Return, word for word, every line that follows.
##############################
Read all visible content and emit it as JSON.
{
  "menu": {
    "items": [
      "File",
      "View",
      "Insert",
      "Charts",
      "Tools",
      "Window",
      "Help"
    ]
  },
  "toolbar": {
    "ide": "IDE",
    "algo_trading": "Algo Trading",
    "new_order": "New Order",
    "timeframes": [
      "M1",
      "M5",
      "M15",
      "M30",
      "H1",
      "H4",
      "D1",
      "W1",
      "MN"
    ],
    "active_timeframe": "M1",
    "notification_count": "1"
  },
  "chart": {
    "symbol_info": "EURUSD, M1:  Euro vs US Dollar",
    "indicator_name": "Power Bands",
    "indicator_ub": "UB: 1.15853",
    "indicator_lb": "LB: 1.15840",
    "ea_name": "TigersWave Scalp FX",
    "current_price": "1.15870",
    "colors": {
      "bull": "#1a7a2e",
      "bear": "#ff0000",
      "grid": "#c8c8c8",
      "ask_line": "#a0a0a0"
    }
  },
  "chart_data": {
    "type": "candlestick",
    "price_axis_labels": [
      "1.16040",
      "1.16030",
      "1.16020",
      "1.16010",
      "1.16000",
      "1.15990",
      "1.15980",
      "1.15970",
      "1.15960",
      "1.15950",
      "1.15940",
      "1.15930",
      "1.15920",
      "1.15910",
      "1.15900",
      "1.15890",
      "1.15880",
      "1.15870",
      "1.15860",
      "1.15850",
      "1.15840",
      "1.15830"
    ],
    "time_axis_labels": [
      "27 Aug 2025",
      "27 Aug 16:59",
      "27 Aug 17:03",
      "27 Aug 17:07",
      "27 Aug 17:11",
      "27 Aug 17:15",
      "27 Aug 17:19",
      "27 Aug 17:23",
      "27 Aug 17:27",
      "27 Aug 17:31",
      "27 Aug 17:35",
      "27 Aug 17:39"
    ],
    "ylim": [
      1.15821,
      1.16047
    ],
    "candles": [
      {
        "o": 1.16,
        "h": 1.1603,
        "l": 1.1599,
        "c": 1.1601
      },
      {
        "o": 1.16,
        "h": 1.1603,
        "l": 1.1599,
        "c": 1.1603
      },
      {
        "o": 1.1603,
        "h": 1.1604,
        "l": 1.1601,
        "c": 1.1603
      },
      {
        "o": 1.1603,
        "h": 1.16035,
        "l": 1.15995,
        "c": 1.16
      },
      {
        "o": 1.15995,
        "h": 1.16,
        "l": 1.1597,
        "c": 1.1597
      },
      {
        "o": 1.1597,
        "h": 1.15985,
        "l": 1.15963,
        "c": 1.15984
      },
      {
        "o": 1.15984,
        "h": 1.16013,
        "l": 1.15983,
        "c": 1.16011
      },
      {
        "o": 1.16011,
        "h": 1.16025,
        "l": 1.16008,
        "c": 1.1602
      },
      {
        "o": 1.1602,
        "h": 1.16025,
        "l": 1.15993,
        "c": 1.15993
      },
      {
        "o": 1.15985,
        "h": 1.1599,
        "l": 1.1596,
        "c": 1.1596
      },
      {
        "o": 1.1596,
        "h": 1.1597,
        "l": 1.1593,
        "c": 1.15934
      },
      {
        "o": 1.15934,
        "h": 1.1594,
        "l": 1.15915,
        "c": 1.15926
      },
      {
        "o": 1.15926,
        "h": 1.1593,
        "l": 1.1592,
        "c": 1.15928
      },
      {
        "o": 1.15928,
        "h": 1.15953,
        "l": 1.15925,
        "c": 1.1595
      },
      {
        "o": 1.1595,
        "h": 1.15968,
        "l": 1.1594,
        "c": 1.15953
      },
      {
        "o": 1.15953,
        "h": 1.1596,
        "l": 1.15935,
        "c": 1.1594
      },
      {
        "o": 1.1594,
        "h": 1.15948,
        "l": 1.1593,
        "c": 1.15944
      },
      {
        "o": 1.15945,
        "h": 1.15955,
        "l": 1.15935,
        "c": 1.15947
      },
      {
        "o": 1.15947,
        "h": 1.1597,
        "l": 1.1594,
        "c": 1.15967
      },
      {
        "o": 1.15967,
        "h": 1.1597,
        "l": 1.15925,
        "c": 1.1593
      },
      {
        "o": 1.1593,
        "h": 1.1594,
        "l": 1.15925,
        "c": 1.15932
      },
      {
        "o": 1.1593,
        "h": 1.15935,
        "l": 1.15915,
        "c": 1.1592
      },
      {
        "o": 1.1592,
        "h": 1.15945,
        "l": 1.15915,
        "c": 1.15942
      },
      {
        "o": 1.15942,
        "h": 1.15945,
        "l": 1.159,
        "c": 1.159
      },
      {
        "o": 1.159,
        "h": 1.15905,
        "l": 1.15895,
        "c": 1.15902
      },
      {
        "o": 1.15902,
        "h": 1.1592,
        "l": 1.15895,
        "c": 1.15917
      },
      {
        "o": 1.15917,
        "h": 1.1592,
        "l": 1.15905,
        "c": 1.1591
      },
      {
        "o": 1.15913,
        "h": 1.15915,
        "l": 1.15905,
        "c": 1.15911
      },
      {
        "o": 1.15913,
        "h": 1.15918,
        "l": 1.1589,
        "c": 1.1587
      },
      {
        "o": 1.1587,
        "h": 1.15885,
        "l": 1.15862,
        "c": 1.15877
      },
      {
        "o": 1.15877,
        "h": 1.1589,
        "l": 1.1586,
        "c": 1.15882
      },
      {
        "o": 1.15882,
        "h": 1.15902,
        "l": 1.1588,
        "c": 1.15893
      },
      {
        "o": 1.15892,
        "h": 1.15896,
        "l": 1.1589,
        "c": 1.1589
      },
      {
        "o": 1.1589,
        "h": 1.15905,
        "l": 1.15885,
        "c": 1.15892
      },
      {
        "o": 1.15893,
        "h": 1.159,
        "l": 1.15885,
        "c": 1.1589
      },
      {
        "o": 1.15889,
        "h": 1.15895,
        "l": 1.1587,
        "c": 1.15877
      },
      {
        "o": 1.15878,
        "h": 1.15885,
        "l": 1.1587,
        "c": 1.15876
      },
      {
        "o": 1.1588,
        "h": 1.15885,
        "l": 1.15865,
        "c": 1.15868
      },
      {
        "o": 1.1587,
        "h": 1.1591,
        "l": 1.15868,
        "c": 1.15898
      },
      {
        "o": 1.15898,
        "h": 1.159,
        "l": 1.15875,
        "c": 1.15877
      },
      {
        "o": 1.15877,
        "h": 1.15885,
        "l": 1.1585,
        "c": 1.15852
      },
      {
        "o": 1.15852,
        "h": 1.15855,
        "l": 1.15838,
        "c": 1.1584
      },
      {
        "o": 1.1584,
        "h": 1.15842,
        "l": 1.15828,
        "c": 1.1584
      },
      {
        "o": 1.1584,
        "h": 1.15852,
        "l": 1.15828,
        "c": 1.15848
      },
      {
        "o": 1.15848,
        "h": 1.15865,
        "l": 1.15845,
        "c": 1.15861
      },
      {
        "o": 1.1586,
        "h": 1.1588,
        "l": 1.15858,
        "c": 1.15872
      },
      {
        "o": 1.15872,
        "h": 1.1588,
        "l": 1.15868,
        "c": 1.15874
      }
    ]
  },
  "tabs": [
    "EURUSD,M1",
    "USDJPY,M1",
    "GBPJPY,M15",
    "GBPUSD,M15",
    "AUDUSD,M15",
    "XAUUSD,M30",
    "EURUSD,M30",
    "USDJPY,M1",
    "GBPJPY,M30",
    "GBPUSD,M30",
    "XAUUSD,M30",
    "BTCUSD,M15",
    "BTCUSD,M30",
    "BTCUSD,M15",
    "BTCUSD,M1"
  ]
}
##############################
*OUTPUT:*
Read all visible content and emit it as JSON.
{
  "menu": {
    "items": [
      "File",
      "View",
      "Insert",
      "Charts",
      "Tools",
      "Window",
      "Help"
    ]
  },
  "toolbar": {
    "ide": "IDE",
    "algo_trading": "Algo Trading",
    "new_order": "New Order",
    "timeframes": [
      "M1",
      "M5",
      "M15",
      "M30",
      "H1",
      "H4",
      "D1",
      "W1",
      "MN"
    ],
    "active_timeframe": "M1",
    "notification_count": "1"
  },
  "chart": {
    "symbol_info": "EURUSD, M1:  Euro vs US Dollar",
    "indicator_name": "Power Bands",
    "indicator_ub": "UB: 1.15853",
    "indicator_lb": "LB: 1.15840",
    "ea_name": "TigersWave Scalp FX",
    "current_price": "1.15870",
    "colors": {
      "bull": "#1a7a2e",
      "bear": "#ff0000",
      "grid": "#c8c8c8",
      "ask_line": "#a0a0a0"
    }
  },
  "chart_data": {
    "type": "candlestick",
    "price_axis_labels": [
      "1.16040",
      "1.16030",
      "1.16020",
      "1.16010",
      "1.16000",
      "1.15990",
      "1.15980",
      "1.15970",
      "1.15960",
      "1.15950",
      "1.15940",
      "1.15930",
      "1.15920",
      "1.15910",
      "1.15900",
      "1.15890",
      "1.15880",
      "1.15870",
      "1.15860",
      "1.15850",
      "1.15840",
      "1.15830"
    ],
    "time_axis_labels": [
      "27 Aug 2025",
      "27 Aug 16:59",
      "27 Aug 17:03",
      "27 Aug 17:07",
      "27 Aug 17:11",
      "27 Aug 17:15",
      "27 Aug 17:19",
      "27 Aug 17:23",
      "27 Aug 17:27",
      "27 Aug 17:31",
      "27 Aug 17:35",
      "27 Aug 17:39"
    ],
    "ylim": [
      1.15821,
      1.16047
    ],
    "candles": [
      {
        "o": 1.16,
        "h": 1.1603,
        "l": 1.1599,
        "c": 1.1601
      },
      {
        "o": 1.16,
        "h": 1.1603,
        "l": 1.1599,
        "c": 1.1603
      },
      {
        "o": 1.1603,
        "h": 1.1604,
        "l": 1.1601,
        "c": 1.1603
      },
      {
        "o": 1.1603,
        "h": 1.16035,
        "l": 1.15995,
        "c": 1.16
      },
      {
        "o": 1.15995,
        "h": 1.16,
        "l": 1.1597,
        "c": 1.1597
      },
      {
        "o": 1.1597,
        "h": 1.15985,
        "l": 1.15963,
        "c": 1.15984
      },
      {
        "o": 1.15984,
        "h": 1.16013,
        "l": 1.15983,
        "c": 1.16011
      },
      {
        "o": 1.16011,
        "h": 1.16025,
        "l": 1.16008,
        "c": 1.1602
      },
      {
        "o": 1.1602,
        "h": 1.16025,
        "l": 1.15993,
        "c": 1.15993
      },
      {
        "o": 1.15985,
        "h": 1.1599,
        "l": 1.1596,
        "c": 1.1596
      },
      {
        "o": 1.1596,
        "h": 1.1597,
        "l": 1.1593,
        "c": 1.15934
      },
      {
        "o": 1.15934,
        "h": 1.1594,
        "l": 1.15915,
        "c": 1.15926
      },
      {
        "o": 1.15926,
        "h": 1.1593,
        "l": 1.1592,
        "c": 1.15928
      },
      {
        "o": 1.15928,
        "h": 1.15953,
        "l": 1.15925,
        "c": 1.1595
      },
      {
        "o": 1.1595,
        "h": 1.15968,
        "l": 1.1594,
        "c": 1.15953
      },
      {
        "o": 1.15953,
        "h": 1.1596,
        "l": 1.15935,
        "c": 1.1594
      },
      {
        "o": 1.1594,
        "h": 1.15948,
        "l": 1.1593,
        "c": 1.15944
      },
      {
        "o": 1.15945,
        "h": 1.15955,
        "l": 1.15935,
        "c": 1.15947
      },
      {
        "o": 1.15947,
        "h": 1.1597,
        "l": 1.1594,
        "c": 1.15967
      },
      {
        "o": 1.15967,
        "h": 1.1597,
        "l": 1.15925,
        "c": 1.1593
      },
      {
        "o": 1.1593,
        "h": 1.1594,
        "l": 1.15925,
        "c": 1.15932
      },
      {
        "o": 1.1593,
        "h": 1.15935,
        "l": 1.15915,
        "c": 1.1592
      },
      {
        "o": 1.1592,
        "h": 1.15945,
        "l": 1.15915,
        "c": 1.15942
      },
      {
        "o": 1.15942,
        "h": 1.15945,
        "l": 1.159,
        "c": 1.159
      },
      {
        "o": 1.159,
        "h": 1.15905,
        "l": 1.15895,
        "c": 1.15902
      },
      {
        "o": 1.15902,
        "h": 1.1592,
        "l": 1.15895,
        "c": 1.15917
      },
      {
        "o": 1.15917,
        "h": 1.1592,
        "l": 1.15905,
        "c": 1.1591
      },
      {
        "o": 1.15913,
        "h": 1.15915,
        "l": 1.15905,
        "c": 1.15911
      },
      {
        "o": 1.15913,
        "h": 1.15918,
        "l": 1.1589,
        "c": 1.1587
      },
      {
        "o": 1.1587,
        "h": 1.15885,
        "l": 1.15862,
        "c": 1.15877
      },
      {
        "o": 1.15877,
        "h": 1.1589,
        "l": 1.1586,
        "c": 1.15882
      },
      {
        "o": 1.15882,
        "h": 1.15902,
        "l": 1.1588,
        "c": 1.15893
      },
      {
        "o": 1.15892,
        "h": 1.15896,
        "l": 1.1589,
        "c": 1.1589
      },
      {
        "o": 1.1589,
        "h": 1.15905,
        "l": 1.15885,
        "c": 1.15892
      },
      {
        "o": 1.15893,
        "h": 1.159,
        "l": 1.15885,
        "c": 1.1589
      },
      {
        "o": 1.15889,
        "h": 1.15895,
        "l": 1.1587,
        "c": 1.15877
      },
      {
        "o": 1.15878,
        "h": 1.15885,
        "l": 1.1587,
        "c": 1.15876
      },
      {
        "o": 1.1588,
        "h": 1.15885,
        "l": 1.15865,
        "c": 1.15868
      },
      {
        "o": 1.1587,
        "h": 1.1591,
        "l": 1.15868,
        "c": 1.15898
      },
      {
        "o": 1.15898,
        "h": 1.159,
        "l": 1.15875,
        "c": 1.15877
      },
      {
        "o": 1.15877,
        "h": 1.15885,
        "l": 1.1585,
        "c": 1.15852
      },
      {
        "o": 1.15852,
        "h": 1.15855,
        "l": 1.15838,
        "c": 1.1584
      },
      {
        "o": 1.1584,
        "h": 1.15842,
        "l": 1.15828,
        "c": 1.1584
      },
      {
        "o": 1.1584,
        "h": 1.15852,
        "l": 1.15828,
        "c": 1.15848
      },
      {
        "o": 1.15848,
        "h": 1.15865,
        "l": 1.15845,
        "c": 1.15861
      },
      {
        "o": 1.1586,
        "h": 1.1588,
        "l": 1.15858,
        "c": 1.15872
      },
      {
        "o": 1.15872,
        "h": 1.1588,
        "l": 1.15868,
        "c": 1.15874
      }
    ]
  },
  "tabs": [
    "EURUSD,M1",
    "USDJPY,M1",
    "GBPJPY,M15",
    "GBPUSD,M15",
    "AUDUSD,M15",
    "XAUUSD,M30",
    "EURUSD,M30",
    "USDJPY,M1",
    "GBPJPY,M30",
    "GBPUSD,M30",
    "XAUUSD,M30",
    "BTCUSD,M15",
    "BTCUSD,M30",
    "BTCUSD,M15",
    "BTCUSD,M1"
  ]
}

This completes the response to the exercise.